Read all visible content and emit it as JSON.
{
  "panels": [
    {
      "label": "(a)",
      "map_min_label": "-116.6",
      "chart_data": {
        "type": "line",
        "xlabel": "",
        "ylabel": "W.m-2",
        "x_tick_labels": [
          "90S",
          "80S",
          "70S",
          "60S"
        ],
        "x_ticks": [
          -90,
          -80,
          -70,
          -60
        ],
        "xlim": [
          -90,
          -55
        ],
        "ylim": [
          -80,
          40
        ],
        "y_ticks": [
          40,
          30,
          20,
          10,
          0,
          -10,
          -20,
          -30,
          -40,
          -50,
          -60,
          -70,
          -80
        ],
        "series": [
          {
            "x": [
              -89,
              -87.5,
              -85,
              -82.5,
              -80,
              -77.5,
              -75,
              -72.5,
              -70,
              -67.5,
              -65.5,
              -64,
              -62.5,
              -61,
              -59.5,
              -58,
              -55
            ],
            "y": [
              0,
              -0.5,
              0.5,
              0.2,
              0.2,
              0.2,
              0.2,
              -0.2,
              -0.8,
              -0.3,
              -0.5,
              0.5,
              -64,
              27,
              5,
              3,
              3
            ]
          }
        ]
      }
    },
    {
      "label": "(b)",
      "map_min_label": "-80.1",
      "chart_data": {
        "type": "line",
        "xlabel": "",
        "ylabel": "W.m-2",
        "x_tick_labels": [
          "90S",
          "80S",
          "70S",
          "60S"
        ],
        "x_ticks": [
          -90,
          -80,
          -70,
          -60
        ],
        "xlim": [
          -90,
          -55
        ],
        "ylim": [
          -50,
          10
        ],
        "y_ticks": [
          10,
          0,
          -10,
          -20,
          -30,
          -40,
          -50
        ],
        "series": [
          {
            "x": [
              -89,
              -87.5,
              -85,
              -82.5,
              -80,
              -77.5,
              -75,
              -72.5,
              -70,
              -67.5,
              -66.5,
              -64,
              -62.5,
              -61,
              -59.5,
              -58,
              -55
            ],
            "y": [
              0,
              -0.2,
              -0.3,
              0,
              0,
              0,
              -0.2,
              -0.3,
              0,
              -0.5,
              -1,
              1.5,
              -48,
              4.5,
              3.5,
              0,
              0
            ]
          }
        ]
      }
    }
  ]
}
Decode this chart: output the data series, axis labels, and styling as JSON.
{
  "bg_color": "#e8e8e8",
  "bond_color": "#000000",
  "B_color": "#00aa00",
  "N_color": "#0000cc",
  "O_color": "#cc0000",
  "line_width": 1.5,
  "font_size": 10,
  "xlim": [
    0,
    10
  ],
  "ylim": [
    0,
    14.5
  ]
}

Task instructions:
Determine how many lines include the word "JSON" and report that number by itself.

Answer to the problem:
2